Written request:
Go through the entries below and print each one exactly, leaving out pictures.

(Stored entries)
☆ ☆ ☆ ☆ ☆
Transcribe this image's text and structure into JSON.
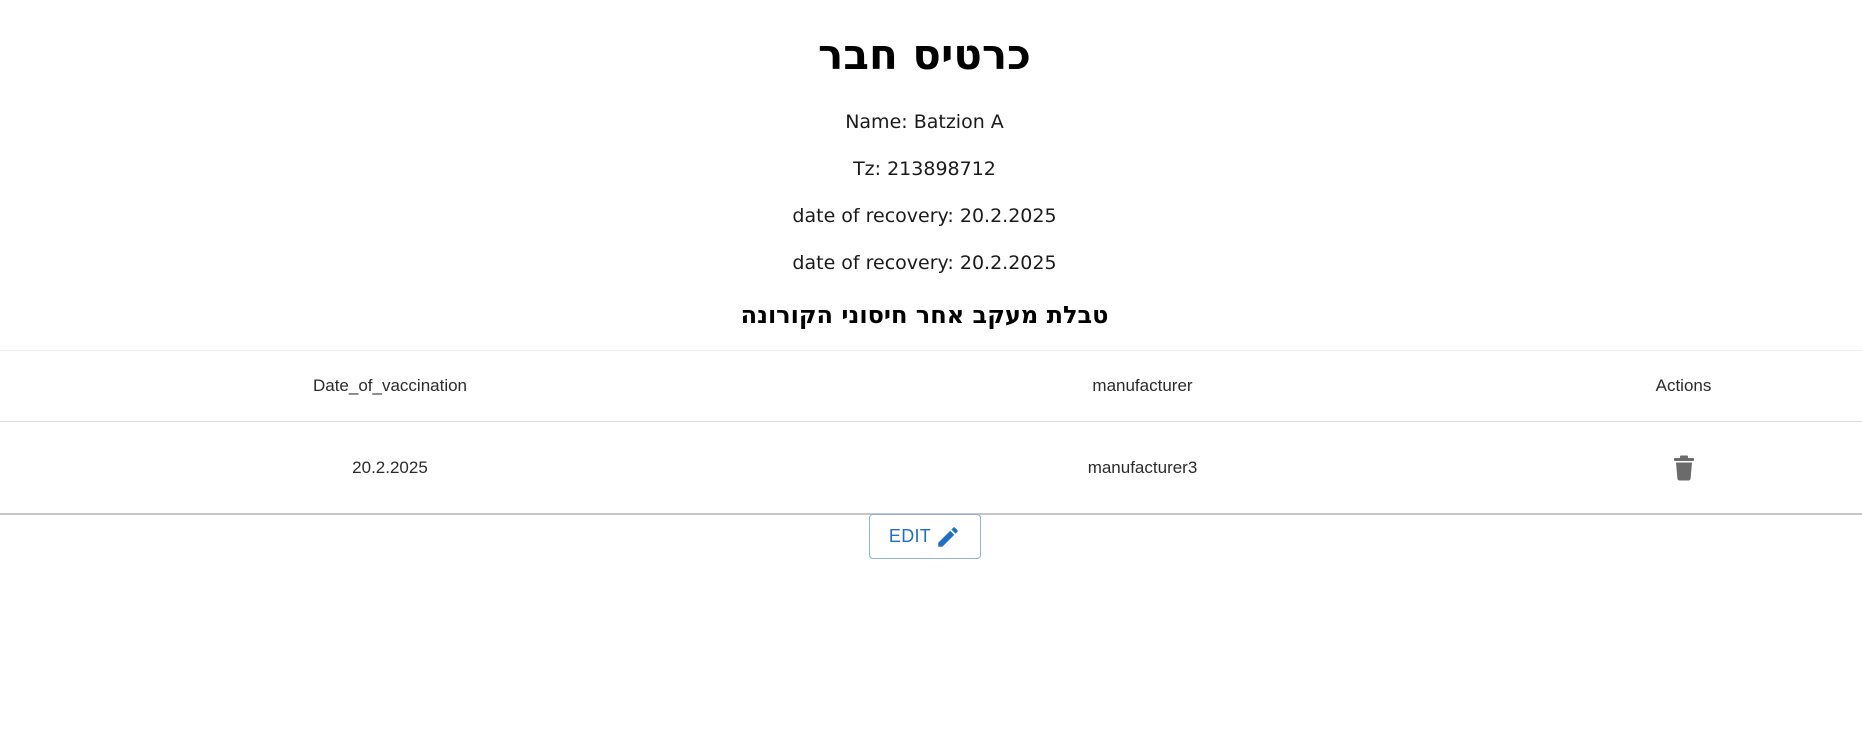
{
  "card": {
    "title": "כרטיס חבר",
    "name_line": "Name: Batzion A",
    "tz_line": "Tz: 213898712",
    "recovery_line_1": "date of recovery: 20.2.2025",
    "recovery_line_2": "date of recovery: 20.2.2025"
  },
  "vaccinations": {
    "table_title": "טבלת מעקב אחר חיסוני הקורונה",
    "columns": [
      "Date_of_vaccination",
      "manufacturer",
      "Actions"
    ],
    "rows": [
      {
        "date": "20.2.2025",
        "manufacturer": "manufacturer3",
        "action_icon": "trash-icon"
      }
    ]
  },
  "actions": {
    "edit_label": "EDIT",
    "edit_icon": "pencil-icon"
  },
  "colors": {
    "accent": "#1e6fc7",
    "icon_gray": "#6b6b6b",
    "text": "#212121"
  }
}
☆ ☆ ☆ ☆ ☆
Solution to this exercise:
Transcribe this image's text and structure into JSON.
{
  "card": {
    "title": "כרטיס חבר",
    "name_line": "Name: Batzion A",
    "tz_line": "Tz: 213898712",
    "recovery_line_1": "date of recovery: 20.2.2025",
    "recovery_line_2": "date of recovery: 20.2.2025"
  },
  "vaccinations": {
    "table_title": "טבלת מעקב אחר חיסוני הקורונה",
    "columns": [
      "Date_of_vaccination",
      "manufacturer",
      "Actions"
    ],
    "rows": [
      {
        "date": "20.2.2025",
        "manufacturer": "manufacturer3",
        "action_icon": "trash-icon"
      }
    ]
  },
  "actions": {
    "edit_label": "EDIT",
    "edit_icon": "pencil-icon"
  },
  "colors": {
    "accent": "#1e6fc7",
    "icon_gray": "#6b6b6b",
    "text": "#212121"
  }
}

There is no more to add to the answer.